What exactly is the issue with the go nodes approach, other than the fact that you don't have such a script readily made? I can't see where having a reproducible crash can not be better than just having stderr which may or may not have anything useful in it.

Algorhythm-sxv commented 7 months ago

My initial thought was indeed to include the entire stderr output, since that's where any language-specific crash errors will be sent. However if pumping GBs of data over stderr and messing with the server is of concern then a more limited amount of stderr could be saved. cutechess-cli streams data into the file as it comes, so the data can then be manipulated with normal file system utilities/code.

For me currently, the primary issue with the go nodes approach is that the requirement for go nodes and reported nodes per move to align exactly is a quite a strong one, with some subtleties around what counts as a node, abort/timeout reports and off-by-1 errors. I have not invested effort into this previously so my engine will certainly not be able to use this approach as-is, and I'm sure I'm not alone in that regard.

My engine is written in Rust, which like many other languages outputs detailed messages over stderr when a panic/exception occurs. This alone has been enough to solve most crashes I have had, only rarely needing to resort to the debugger.

Of course perfect reproducibility is more powerful than a potentially unhelpful error message, but there is nothing to be lost from the programmer's perspective from having both. Including stderr as a PGN comment could even have everything in one file.

If implementation effort is of a concern I can try it myself and make a PR, but my general lack of Python/Django experience can't promise a high quality of implementation.

▸ Problems to work on:
1. Copy out the part of the forum thread on engine crashes that opens with the words containing "Algorhythm-sxv commented 7" and closes with "in that regard.".
2. Pick up the forum thread on engine crashes right after its last sentence and keep it going.

▸ Data entries:
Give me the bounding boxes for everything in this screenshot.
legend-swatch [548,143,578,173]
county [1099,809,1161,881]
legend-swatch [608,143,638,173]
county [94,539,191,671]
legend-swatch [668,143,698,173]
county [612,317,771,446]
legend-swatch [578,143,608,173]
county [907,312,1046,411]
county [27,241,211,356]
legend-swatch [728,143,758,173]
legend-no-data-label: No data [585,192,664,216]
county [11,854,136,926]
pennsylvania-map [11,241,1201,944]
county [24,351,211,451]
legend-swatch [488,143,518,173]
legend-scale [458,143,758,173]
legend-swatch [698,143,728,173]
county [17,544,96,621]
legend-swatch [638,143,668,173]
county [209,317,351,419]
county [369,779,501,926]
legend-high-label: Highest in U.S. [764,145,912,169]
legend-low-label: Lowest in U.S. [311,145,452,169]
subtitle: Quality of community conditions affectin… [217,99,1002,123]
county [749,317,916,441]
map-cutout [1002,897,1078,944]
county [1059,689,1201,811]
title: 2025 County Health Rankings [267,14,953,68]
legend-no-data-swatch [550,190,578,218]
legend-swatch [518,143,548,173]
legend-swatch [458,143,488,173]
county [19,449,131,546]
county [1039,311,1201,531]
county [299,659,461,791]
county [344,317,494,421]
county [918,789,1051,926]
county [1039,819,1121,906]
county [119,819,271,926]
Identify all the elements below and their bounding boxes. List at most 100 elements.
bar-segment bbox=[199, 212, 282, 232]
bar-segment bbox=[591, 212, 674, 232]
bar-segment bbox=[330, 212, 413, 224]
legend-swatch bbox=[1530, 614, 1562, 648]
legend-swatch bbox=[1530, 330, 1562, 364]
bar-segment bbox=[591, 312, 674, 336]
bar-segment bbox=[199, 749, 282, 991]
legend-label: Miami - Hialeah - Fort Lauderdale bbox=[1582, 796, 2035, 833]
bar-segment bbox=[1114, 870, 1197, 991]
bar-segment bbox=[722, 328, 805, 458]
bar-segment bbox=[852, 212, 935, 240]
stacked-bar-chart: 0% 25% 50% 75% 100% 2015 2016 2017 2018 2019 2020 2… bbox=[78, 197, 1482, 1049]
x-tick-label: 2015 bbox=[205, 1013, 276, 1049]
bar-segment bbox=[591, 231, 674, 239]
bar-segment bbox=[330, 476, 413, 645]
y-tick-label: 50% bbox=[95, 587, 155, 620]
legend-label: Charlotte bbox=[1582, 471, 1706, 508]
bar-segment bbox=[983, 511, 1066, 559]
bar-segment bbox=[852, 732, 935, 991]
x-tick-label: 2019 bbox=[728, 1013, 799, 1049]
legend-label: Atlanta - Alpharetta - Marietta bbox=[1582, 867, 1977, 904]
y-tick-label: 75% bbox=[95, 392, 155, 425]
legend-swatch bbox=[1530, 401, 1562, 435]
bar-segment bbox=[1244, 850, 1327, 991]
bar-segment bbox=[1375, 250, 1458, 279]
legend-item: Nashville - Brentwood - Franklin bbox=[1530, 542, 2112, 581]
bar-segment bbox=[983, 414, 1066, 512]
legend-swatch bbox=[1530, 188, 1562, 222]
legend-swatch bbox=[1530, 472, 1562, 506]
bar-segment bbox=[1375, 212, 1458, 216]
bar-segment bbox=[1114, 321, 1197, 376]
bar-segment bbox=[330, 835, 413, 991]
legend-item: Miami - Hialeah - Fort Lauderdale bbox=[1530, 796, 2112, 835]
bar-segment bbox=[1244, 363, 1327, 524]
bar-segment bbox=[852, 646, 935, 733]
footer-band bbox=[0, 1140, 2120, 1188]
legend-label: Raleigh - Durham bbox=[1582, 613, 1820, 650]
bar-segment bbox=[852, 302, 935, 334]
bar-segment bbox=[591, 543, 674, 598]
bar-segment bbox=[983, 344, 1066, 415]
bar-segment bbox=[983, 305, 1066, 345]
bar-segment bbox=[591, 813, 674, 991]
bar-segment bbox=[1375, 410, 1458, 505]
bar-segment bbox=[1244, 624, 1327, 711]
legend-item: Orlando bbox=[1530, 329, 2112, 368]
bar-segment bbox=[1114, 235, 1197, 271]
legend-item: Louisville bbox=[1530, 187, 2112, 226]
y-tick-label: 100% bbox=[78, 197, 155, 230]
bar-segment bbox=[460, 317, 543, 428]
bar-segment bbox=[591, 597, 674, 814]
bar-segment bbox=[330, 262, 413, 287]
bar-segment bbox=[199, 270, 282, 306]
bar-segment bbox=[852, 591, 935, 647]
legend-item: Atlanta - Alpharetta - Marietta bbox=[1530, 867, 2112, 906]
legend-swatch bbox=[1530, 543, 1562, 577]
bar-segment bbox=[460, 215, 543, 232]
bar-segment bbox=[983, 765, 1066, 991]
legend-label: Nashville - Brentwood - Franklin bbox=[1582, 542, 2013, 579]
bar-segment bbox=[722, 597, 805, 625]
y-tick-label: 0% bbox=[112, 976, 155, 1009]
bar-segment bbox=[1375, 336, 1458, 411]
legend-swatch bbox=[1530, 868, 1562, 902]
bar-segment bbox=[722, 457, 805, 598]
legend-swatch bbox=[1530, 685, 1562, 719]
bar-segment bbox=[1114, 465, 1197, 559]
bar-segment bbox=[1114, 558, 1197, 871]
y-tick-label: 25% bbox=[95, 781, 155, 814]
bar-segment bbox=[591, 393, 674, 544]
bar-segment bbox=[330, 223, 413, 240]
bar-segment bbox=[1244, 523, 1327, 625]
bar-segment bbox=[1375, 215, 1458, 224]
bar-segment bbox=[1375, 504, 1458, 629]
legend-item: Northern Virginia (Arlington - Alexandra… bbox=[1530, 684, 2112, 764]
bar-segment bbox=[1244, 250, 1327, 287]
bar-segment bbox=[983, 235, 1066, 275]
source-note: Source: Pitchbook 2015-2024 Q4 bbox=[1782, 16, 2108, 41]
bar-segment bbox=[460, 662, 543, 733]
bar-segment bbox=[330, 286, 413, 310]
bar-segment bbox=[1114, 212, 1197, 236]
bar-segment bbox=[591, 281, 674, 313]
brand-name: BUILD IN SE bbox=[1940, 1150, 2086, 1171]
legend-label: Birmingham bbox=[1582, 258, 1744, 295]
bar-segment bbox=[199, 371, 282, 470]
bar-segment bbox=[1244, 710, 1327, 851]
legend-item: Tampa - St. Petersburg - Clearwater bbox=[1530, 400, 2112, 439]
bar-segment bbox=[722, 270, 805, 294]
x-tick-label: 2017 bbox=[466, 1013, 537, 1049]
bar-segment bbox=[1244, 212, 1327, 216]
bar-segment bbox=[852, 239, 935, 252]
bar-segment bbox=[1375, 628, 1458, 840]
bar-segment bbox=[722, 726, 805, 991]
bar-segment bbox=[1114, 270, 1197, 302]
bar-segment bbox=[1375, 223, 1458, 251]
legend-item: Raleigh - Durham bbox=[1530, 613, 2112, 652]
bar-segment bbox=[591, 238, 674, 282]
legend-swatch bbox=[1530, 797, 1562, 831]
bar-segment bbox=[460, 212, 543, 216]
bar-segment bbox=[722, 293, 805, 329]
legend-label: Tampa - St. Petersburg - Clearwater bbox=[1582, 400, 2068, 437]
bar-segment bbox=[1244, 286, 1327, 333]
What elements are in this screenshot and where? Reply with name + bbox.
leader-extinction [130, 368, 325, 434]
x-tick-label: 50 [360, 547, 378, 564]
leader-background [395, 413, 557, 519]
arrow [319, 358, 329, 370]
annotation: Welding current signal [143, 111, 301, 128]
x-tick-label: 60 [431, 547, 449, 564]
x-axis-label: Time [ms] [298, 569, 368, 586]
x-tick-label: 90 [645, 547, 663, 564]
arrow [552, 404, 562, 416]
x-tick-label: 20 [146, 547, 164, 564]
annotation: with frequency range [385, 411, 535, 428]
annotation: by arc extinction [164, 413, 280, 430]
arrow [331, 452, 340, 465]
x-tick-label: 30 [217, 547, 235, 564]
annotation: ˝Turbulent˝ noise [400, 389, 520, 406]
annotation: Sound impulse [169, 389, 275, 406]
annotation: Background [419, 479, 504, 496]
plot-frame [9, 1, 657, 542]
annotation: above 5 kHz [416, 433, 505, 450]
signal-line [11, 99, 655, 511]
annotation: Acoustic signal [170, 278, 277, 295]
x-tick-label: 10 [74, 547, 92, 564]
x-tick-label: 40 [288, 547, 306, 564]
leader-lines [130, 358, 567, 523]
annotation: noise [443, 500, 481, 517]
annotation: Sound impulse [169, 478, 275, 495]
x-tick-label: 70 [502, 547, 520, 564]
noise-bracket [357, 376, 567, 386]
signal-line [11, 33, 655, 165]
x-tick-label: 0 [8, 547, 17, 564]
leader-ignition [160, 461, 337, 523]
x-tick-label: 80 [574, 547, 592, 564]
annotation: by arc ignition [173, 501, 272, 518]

▸ Responses to the tasks:
1.
Algorhythm-sxv commented 7 months ago

My initial thought was indeed to include the entire stderr output, since that's where any language-specific crash errors will be sent. However if pumping GBs of data over stderr and messing with the server is of concern then a more limited amount of stderr could be saved. cutechess-cli streams data into the file as it comes, so the data can then be manipulated with normal file system utilities/code.

For me currently, the primary issue with the go nodes approach is that the requirement for go nodes and reported nodes per move to align exactly is a quite a strong one, with some subtleties around what counts as a node, abort/timeout reports and off-by-1 errors. I have not invested effort into this previously so my engine will certainly not be able to use this approach as-is, and I'm sure I'm not alone in that regard.

2.
AndyGrant commented 7 months ago

I'm mildly concerned about engines printing a ton of information to stderr. But I don't know if that is the case. And frankly it would probably be an issue if it were.

What I can do is launch cutechess, and redirect stderr to cutechess.stderr.dev.log and cutechess.stderr.base.log. Currently, when a workload finishes, the PGN is parsed. If any crashes, time losses, stalls, disconnects, or illegal moves appear in the PGN, the game is pulled out, and uploaded to the server as an error. I can attach the entire stderr log to that as well.

This will ultimately lead to additional information. IE if you managed 10 crashes on a single workload, you'll be getting 10 crashes worth of stderr in every pgn of every error report made to the server. But presumably errors are rare enough, that this is not a concern.

AndyGrant commented 7 months ago

I would be curious though to see the 1 in 10000 PGN you have, and the branch version of your engine that it came from. I would be surprised if I could not reproduce it, even if I can't type "go nodes".

Algorhythm-sxv commented 7 months ago

In my case the crashes are rare enough that I can't reproduce them locally, even running 20000 games so far. In my experience crashes have either been extremely rare or extremely common. The common ones are of course easy to reproduce locally but this particular one has evaded me.

AndyGrant commented 7 months ago

Well I mean I would like to try to reproduce the game, directly from the PGN, if you have it. Will also need the branch name, network ( if any ), and the engine options like hash/thread.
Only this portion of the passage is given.